**Your task:** Only lines holding the word "background" should be copied from the material.

-- Begin Recorded information --

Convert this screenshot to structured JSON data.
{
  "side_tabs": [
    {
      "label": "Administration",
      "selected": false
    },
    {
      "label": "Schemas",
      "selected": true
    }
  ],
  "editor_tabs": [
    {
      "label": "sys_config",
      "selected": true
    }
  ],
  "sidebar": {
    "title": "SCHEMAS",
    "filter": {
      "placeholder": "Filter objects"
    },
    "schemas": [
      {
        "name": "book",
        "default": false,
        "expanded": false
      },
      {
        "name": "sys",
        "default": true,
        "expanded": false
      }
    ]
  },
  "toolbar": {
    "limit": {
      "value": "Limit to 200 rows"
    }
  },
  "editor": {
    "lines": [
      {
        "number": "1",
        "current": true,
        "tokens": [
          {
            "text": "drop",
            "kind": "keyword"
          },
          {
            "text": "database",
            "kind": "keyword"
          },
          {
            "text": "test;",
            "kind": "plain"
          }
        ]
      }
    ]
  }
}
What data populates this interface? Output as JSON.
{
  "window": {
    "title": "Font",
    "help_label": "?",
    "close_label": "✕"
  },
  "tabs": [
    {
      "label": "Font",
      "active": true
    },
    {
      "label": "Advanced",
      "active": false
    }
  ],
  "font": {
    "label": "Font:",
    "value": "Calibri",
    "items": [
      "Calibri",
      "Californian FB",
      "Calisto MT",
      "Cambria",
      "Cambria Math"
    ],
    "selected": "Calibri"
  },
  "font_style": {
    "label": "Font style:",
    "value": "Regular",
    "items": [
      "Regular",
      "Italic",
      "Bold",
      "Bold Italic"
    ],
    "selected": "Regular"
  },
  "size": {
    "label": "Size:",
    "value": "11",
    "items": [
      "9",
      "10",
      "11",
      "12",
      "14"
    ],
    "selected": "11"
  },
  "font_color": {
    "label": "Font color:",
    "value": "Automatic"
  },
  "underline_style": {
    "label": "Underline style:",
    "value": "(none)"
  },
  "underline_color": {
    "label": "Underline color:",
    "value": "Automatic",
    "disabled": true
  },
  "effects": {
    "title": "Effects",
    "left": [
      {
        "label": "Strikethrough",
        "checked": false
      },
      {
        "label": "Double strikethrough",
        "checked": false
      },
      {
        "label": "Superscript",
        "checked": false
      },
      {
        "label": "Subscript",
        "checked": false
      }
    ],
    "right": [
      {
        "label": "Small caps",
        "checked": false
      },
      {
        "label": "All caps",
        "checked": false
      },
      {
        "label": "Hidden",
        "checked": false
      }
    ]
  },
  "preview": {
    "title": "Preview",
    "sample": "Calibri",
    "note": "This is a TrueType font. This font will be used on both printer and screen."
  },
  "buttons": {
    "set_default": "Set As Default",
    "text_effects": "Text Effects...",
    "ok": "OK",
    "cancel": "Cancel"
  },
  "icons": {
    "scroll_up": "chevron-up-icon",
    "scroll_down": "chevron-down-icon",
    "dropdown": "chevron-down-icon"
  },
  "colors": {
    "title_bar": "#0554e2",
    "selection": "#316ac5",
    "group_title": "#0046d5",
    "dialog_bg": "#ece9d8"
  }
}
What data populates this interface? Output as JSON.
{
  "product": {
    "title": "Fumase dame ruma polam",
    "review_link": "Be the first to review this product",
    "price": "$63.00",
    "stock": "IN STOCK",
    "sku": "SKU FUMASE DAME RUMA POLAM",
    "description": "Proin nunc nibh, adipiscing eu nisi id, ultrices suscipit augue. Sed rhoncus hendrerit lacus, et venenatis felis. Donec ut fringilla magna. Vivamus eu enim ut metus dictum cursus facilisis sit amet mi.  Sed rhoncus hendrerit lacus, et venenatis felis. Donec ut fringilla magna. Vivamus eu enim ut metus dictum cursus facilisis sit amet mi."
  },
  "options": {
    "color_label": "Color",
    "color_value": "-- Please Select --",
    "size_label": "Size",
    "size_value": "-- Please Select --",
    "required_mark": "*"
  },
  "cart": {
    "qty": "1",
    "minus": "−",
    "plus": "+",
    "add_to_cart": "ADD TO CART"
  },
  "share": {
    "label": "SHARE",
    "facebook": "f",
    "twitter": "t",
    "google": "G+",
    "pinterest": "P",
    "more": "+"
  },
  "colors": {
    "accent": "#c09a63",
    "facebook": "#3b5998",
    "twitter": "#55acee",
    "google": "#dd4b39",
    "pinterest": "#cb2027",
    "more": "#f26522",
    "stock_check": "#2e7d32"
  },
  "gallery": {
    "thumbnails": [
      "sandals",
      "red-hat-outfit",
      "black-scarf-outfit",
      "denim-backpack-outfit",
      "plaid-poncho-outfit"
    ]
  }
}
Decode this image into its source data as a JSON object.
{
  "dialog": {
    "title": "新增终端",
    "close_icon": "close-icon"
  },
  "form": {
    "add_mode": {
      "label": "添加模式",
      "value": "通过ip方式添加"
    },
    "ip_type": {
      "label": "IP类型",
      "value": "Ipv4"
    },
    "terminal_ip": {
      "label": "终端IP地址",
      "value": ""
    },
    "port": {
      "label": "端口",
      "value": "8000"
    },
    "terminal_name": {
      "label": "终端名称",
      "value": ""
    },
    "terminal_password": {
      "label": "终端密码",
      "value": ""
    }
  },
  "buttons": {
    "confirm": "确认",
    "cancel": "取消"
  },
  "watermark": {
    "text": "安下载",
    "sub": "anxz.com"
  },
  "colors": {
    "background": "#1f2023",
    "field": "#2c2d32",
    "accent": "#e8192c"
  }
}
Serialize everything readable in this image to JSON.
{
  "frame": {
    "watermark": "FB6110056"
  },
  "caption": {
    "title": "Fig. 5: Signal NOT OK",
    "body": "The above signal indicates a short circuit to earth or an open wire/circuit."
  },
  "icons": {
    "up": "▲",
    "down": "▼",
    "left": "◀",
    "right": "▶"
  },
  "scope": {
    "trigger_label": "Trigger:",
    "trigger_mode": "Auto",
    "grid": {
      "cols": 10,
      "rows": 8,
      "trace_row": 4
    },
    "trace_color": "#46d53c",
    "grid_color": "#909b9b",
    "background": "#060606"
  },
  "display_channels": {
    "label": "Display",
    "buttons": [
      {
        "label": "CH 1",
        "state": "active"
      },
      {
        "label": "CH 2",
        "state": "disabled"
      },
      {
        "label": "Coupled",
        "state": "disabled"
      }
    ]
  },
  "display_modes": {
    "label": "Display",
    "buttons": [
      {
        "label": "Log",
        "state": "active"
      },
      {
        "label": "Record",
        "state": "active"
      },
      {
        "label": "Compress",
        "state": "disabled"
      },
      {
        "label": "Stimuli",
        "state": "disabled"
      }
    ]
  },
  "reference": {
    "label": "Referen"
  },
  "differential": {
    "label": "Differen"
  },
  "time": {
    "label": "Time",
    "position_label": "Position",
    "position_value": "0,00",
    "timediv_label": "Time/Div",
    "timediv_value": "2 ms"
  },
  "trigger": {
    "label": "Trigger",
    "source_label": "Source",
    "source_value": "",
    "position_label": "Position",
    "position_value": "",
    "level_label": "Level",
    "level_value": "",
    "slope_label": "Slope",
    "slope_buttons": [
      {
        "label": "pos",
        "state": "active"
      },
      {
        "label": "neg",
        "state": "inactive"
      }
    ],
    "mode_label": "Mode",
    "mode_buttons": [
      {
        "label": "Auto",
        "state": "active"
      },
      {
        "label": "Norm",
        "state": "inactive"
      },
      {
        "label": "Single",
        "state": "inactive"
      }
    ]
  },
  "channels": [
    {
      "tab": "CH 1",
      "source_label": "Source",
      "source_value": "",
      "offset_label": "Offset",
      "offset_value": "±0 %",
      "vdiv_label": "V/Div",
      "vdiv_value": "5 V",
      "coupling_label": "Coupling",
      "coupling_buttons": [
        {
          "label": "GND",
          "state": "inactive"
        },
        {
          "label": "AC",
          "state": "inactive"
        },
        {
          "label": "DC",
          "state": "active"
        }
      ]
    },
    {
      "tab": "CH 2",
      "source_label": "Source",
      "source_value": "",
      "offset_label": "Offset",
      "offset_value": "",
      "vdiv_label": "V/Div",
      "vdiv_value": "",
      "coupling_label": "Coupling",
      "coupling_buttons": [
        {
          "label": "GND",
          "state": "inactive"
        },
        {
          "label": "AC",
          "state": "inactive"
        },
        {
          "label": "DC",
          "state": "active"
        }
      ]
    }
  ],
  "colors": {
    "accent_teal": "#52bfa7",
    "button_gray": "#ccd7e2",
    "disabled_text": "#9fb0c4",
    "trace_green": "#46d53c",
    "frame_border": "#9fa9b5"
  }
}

-- End Recorded information --

**Solved problem:**
    "background": "#1f2023",
    "background": "#060606"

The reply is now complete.